**Data records**
◆ ◆ ◆ ◆ ◆ ◆ ◆

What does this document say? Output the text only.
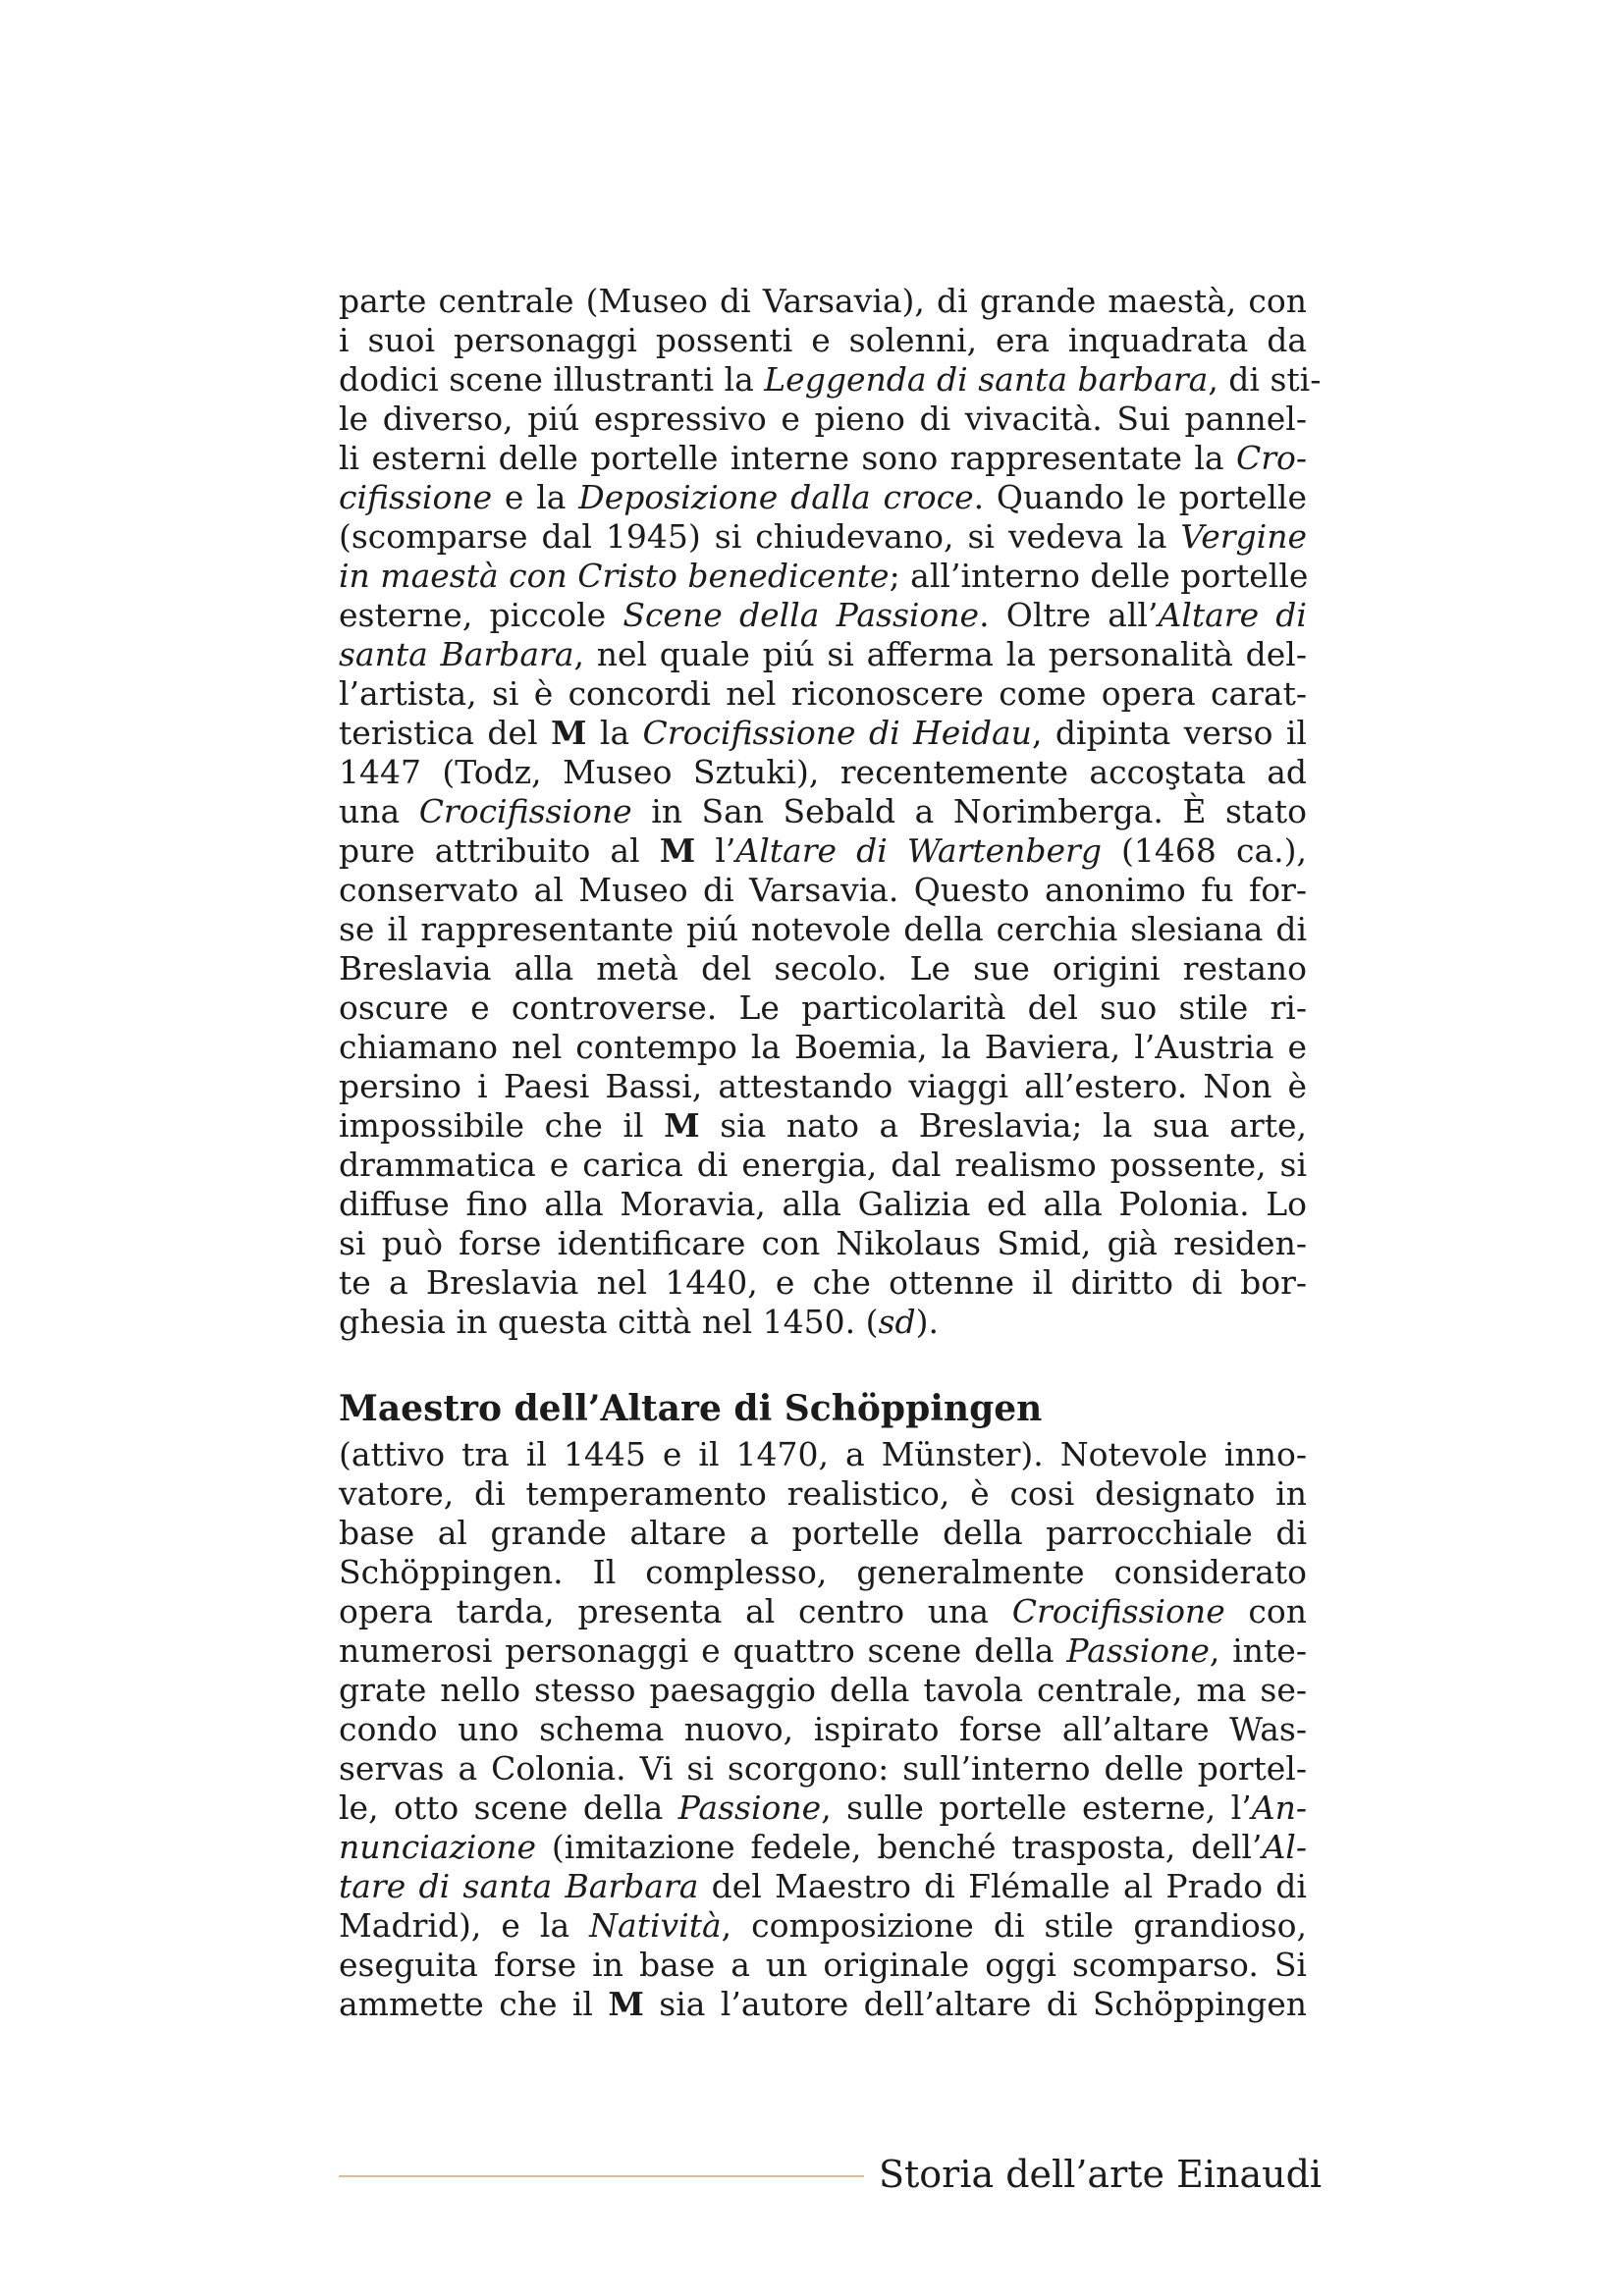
parte centrale (Museo di Varsavia), di grande maestà, con
i suoi personaggi possenti e solenni, era inquadrata da
dodici scene illustranti la Leggenda di santa barbara, di sti-
le diverso, piú espressivo e pieno di vivacità. Sui pannel-
li esterni delle portelle interne sono rappresentate la Cro-
cifissione e la Deposizione dalla croce. Quando le portelle
(scomparse dal 1945) si chiudevano, si vedeva la Vergine
in maestà con Cristo benedicente; all’interno delle portelle
esterne, piccole Scene della Passione. Oltre all’Altare di
santa Barbara, nel quale piú si afferma la personalità del-
l’artista, si è concordi nel riconoscere come opera carat-
teristica del M la Crocifissione di Heidau, dipinta verso il
1447 (Todz, Museo Sztuki), recentemente accoştata ad
una Crocifissione in San Sebald a Norimberga. È stato
pure attribuito al M l’Altare di Wartenberg (1468 ca.),
conservato al Museo di Varsavia. Questo anonimo fu for-
se il rappresentante piú notevole della cerchia slesiana di
Breslavia alla metà del secolo. Le sue origini restano
oscure e controverse. Le particolarità del suo stile ri-
chiamano nel contempo la Boemia, la Baviera, l’Austria e
persino i Paesi Bassi, attestando viaggi all’estero. Non è
impossibile che il M sia nato a Breslavia; la sua arte,
drammatica e carica di energia, dal realismo possente, si
diffuse fino alla Moravia, alla Galizia ed alla Polonia. Lo
si può forse identificare con Nikolaus Smid, già residen-
te a Breslavia nel 1440, e che ottenne il diritto di bor-
ghesia in questa città nel 1450. (sd).
Maestro dell’Altare di Schöppingen
(attivo tra il 1445 e il 1470, a Münster). Notevole inno-
vatore, di temperamento realistico, è cosi designato in
base al grande altare a portelle della parrocchiale di
Schöppingen. Il complesso, generalmente considerato
opera tarda, presenta al centro una Crocifissione con
numerosi personaggi e quattro scene della Passione, inte-
grate nello stesso paesaggio della tavola centrale, ma se-
condo uno schema nuovo, ispirato forse all’altare Was-
servas a Colonia. Vi si scorgono: sull’interno delle portel-
le, otto scene della Passione, sulle portelle esterne, l’An-
nunciazione (imitazione fedele, benché trasposta, dell’Al-
tare di santa Barbara del Maestro di Flémalle al Prado di
Madrid), e la Natività, composizione di stile grandioso,
eseguita forse in base a un originale oggi scomparso. Si
ammette che il M sia l’autore dell’altare di Schöppingen
Storia dell’arte Einaudi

◆ ◆ ◆ ◆ ◆ ◆ ◆

**Problem details**
Spot every line that holds "opera" and copy it.

**Answer below**
l’artista, si è concordi nel riconoscere come opera carat-
opera tarda, presenta al centro una Crocifissione con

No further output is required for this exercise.